▶ PROMPT:
Without the images, output each record below as it stands.

*****

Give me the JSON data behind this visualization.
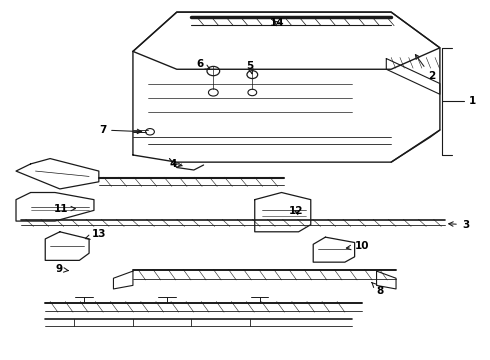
{
  "bg_color": "#ffffff",
  "line_color": "#1a1a1a",
  "label_color": "#000000",
  "figsize": [
    4.9,
    3.6
  ],
  "dpi": 100
}
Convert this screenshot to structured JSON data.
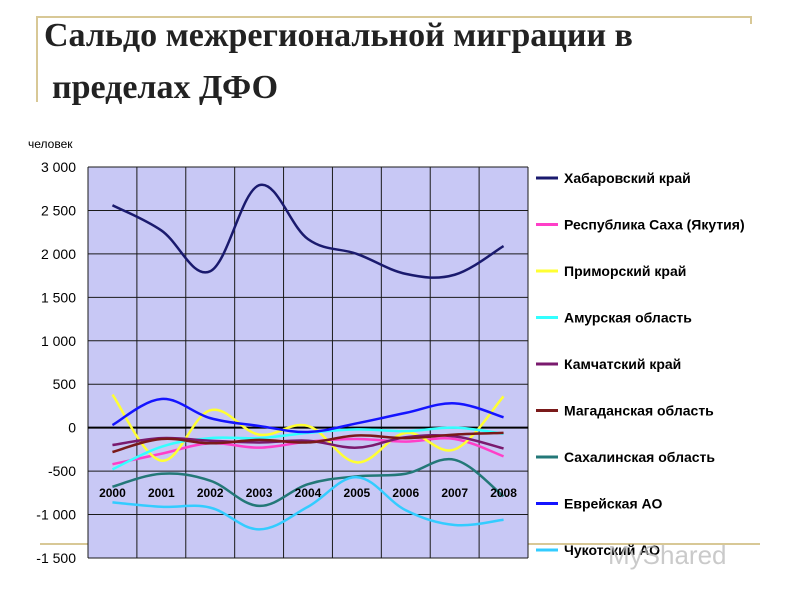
{
  "title_line1": "Сальдо межрегиональной миграции в",
  "title_line2": "пределах ДФО",
  "watermark": "MyShared",
  "colors": {
    "plot_bg": "#c8c8f5",
    "grid": "#1a1a1a",
    "accent_line": "#d8c896"
  },
  "chart_data": {
    "type": "line",
    "title": "",
    "ylabel": "человек",
    "xlabel": "",
    "ylim": [
      -1500,
      3000
    ],
    "yticks": [
      3000,
      2500,
      2000,
      1500,
      1000,
      500,
      0,
      -500,
      -1000,
      -1500
    ],
    "ytick_labels": [
      "3 000",
      "2 500",
      "2 000",
      "1 500",
      "1 000",
      "500",
      "0",
      "-500",
      "-1 000",
      "-1 500"
    ],
    "categories": [
      "2000",
      "2001",
      "2002",
      "2003",
      "2004",
      "2005",
      "2006",
      "2007",
      "2008"
    ],
    "grid": true,
    "legend": "right",
    "series": [
      {
        "name": "Хабаровский край",
        "color": "#1a1a6e",
        "values": [
          2560,
          2270,
          1800,
          2790,
          2170,
          2000,
          1770,
          1760,
          2090
        ]
      },
      {
        "name": "Республика Саха  (Якутия)",
        "color": "#ff3fc8",
        "values": [
          -420,
          -300,
          -180,
          -230,
          -160,
          -130,
          -160,
          -130,
          -330
        ]
      },
      {
        "name": "Приморский край",
        "color": "#ffff33",
        "values": [
          380,
          -380,
          200,
          -80,
          20,
          -400,
          -60,
          -250,
          360
        ]
      },
      {
        "name": "Амурская область",
        "color": "#33ffff",
        "values": [
          -480,
          -220,
          -120,
          -120,
          -60,
          -20,
          -40,
          0,
          -70
        ]
      },
      {
        "name": "Камчатский край",
        "color": "#7a1a6e",
        "values": [
          -200,
          -120,
          -150,
          -170,
          -150,
          -230,
          -110,
          -100,
          -240
        ]
      },
      {
        "name": "Магаданская область",
        "color": "#7a1a1a",
        "values": [
          -280,
          -130,
          -180,
          -140,
          -170,
          -90,
          -120,
          -80,
          -60
        ]
      },
      {
        "name": "Сахалинская область",
        "color": "#237878",
        "values": [
          -680,
          -530,
          -610,
          -900,
          -650,
          -560,
          -530,
          -370,
          -790
        ]
      },
      {
        "name": "Еврейская АО",
        "color": "#1414ff",
        "values": [
          30,
          330,
          110,
          20,
          -50,
          50,
          170,
          280,
          120
        ]
      },
      {
        "name": "Чукотский АО",
        "color": "#33ccff",
        "values": [
          -860,
          -910,
          -920,
          -1170,
          -910,
          -570,
          -950,
          -1120,
          -1060
        ]
      }
    ]
  }
}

*****

▶ OUTPUT OF THE EXERCISE:
Give me the JSON data behind this visualization.
{
  "bg_color": "#ffffff",
  "line_color": "#1a1a1a",
  "label_color": "#000000",
  "figsize": [
    4.9,
    3.6
  ],
  "dpi": 100
}
Convert this screenshot to structured JSON data.
{
  "title_line1": "Сальдо межрегиональной миграции в",
  "title_line2": "пределах ДФО",
  "watermark": "MyShared",
  "colors": {
    "plot_bg": "#c8c8f5",
    "grid": "#1a1a1a",
    "accent_line": "#d8c896"
  },
  "chart_data": {
    "type": "line",
    "title": "",
    "ylabel": "человек",
    "xlabel": "",
    "ylim": [
      -1500,
      3000
    ],
    "yticks": [
      3000,
      2500,
      2000,
      1500,
      1000,
      500,
      0,
      -500,
      -1000,
      -1500
    ],
    "ytick_labels": [
      "3 000",
      "2 500",
      "2 000",
      "1 500",
      "1 000",
      "500",
      "0",
      "-500",
      "-1 000",
      "-1 500"
    ],
    "categories": [
      "2000",
      "2001",
      "2002",
      "2003",
      "2004",
      "2005",
      "2006",
      "2007",
      "2008"
    ],
    "grid": true,
    "legend": "right",
    "series": [
      {
        "name": "Хабаровский край",
        "color": "#1a1a6e",
        "values": [
          2560,
          2270,
          1800,
          2790,
          2170,
          2000,
          1770,
          1760,
          2090
        ]
      },
      {
        "name": "Республика Саха  (Якутия)",
        "color": "#ff3fc8",
        "values": [
          -420,
          -300,
          -180,
          -230,
          -160,
          -130,
          -160,
          -130,
          -330
        ]
      },
      {
        "name": "Приморский край",
        "color": "#ffff33",
        "values": [
          380,
          -380,
          200,
          -80,
          20,
          -400,
          -60,
          -250,
          360
        ]
      },
      {
        "name": "Амурская область",
        "color": "#33ffff",
        "values": [
          -480,
          -220,
          -120,
          -120,
          -60,
          -20,
          -40,
          0,
          -70
        ]
      },
      {
        "name": "Камчатский край",
        "color": "#7a1a6e",
        "values": [
          -200,
          -120,
          -150,
          -170,
          -150,
          -230,
          -110,
          -100,
          -240
        ]
      },
      {
        "name": "Магаданская область",
        "color": "#7a1a1a",
        "values": [
          -280,
          -130,
          -180,
          -140,
          -170,
          -90,
          -120,
          -80,
          -60
        ]
      },
      {
        "name": "Сахалинская область",
        "color": "#237878",
        "values": [
          -680,
          -530,
          -610,
          -900,
          -650,
          -560,
          -530,
          -370,
          -790
        ]
      },
      {
        "name": "Еврейская АО",
        "color": "#1414ff",
        "values": [
          30,
          330,
          110,
          20,
          -50,
          50,
          170,
          280,
          120
        ]
      },
      {
        "name": "Чукотский АО",
        "color": "#33ccff",
        "values": [
          -860,
          -910,
          -920,
          -1170,
          -910,
          -570,
          -950,
          -1120,
          -1060
        ]
      }
    ]
  }
}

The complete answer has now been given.